→ Input for this task
-------
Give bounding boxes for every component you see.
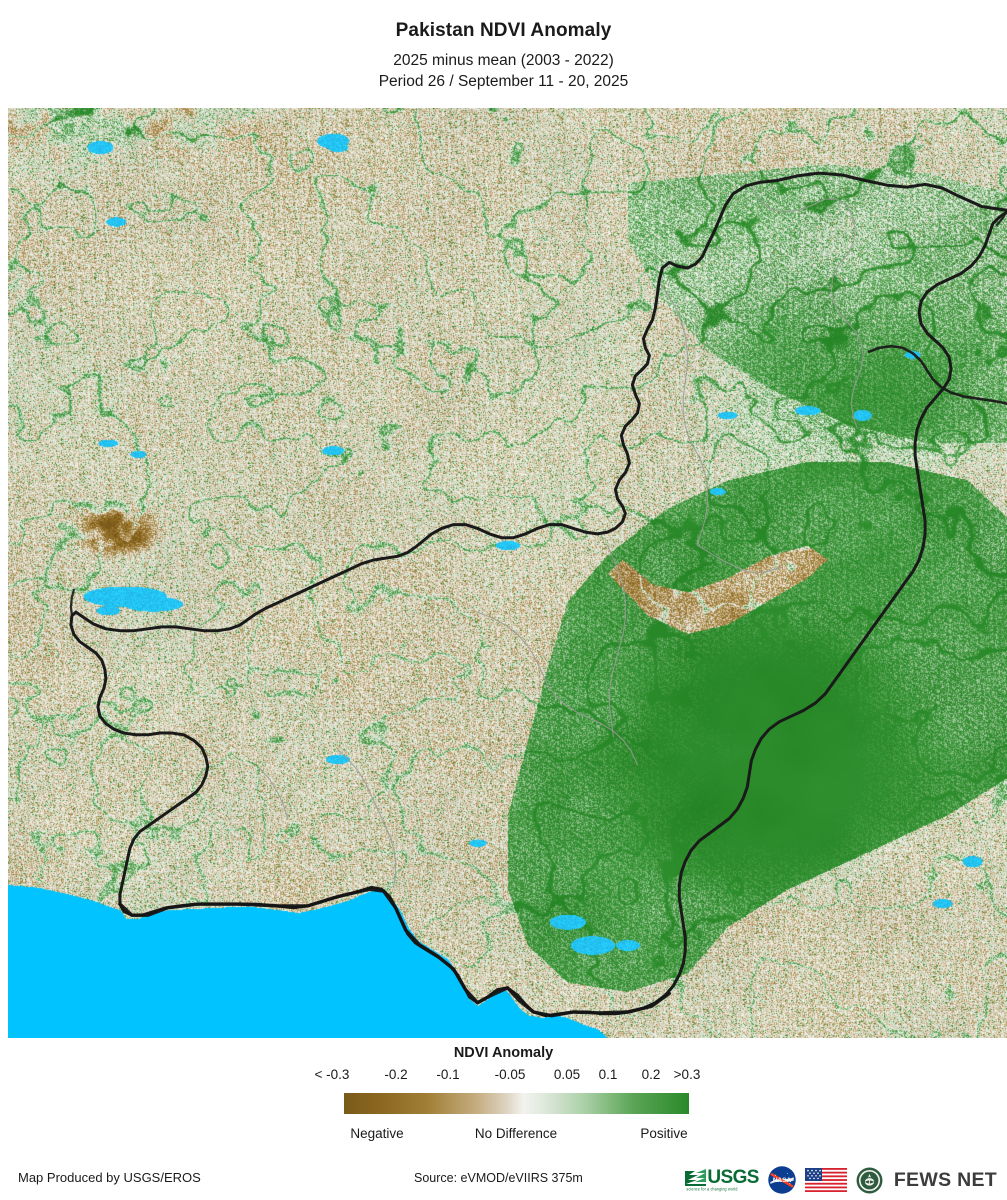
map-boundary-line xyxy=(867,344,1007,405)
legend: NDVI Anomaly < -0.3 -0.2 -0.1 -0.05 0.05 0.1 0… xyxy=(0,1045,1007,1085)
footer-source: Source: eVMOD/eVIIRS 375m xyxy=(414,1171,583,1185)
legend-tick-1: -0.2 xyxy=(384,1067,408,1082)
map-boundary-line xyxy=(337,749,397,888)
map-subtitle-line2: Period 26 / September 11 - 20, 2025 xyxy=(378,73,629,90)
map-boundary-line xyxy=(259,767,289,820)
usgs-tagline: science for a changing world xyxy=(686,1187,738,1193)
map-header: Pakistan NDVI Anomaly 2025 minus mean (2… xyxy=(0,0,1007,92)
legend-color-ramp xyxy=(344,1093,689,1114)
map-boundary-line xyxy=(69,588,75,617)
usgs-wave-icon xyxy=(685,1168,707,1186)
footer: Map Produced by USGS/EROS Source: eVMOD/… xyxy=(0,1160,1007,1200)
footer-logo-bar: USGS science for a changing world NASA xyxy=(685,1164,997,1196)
-------
→ Exercise prompt
Rewrite the listing, swapping "map-boundary-line" for "country-border-line" everywhere and keeping every other line as it is. Omit the picture.

→ Output of the exercise
Give bounding boxes for every component you see.
country-border-line xyxy=(867,344,1007,405)
legend: NDVI Anomaly < -0.3 -0.2 -0.1 -0.05 0.05 0.1 0… xyxy=(0,1045,1007,1085)
footer-source: Source: eVMOD/eVIIRS 375m xyxy=(414,1171,583,1185)
legend-tick-1: -0.2 xyxy=(384,1067,408,1082)
country-border-line xyxy=(337,749,397,888)
map-subtitle-line2: Period 26 / September 11 - 20, 2025 xyxy=(378,73,629,90)
country-border-line xyxy=(259,767,289,820)
usgs-tagline: science for a changing world xyxy=(686,1187,738,1193)
map-header: Pakistan NDVI Anomaly 2025 minus mean (2… xyxy=(0,0,1007,92)
legend-color-ramp xyxy=(344,1093,689,1114)
country-border-line xyxy=(69,588,75,617)
usgs-wave-icon xyxy=(685,1168,707,1186)
footer: Map Produced by USGS/EROS Source: eVMOD/… xyxy=(0,1160,1007,1200)
footer-logo-bar: USGS science for a changing world NASA xyxy=(685,1164,997,1196)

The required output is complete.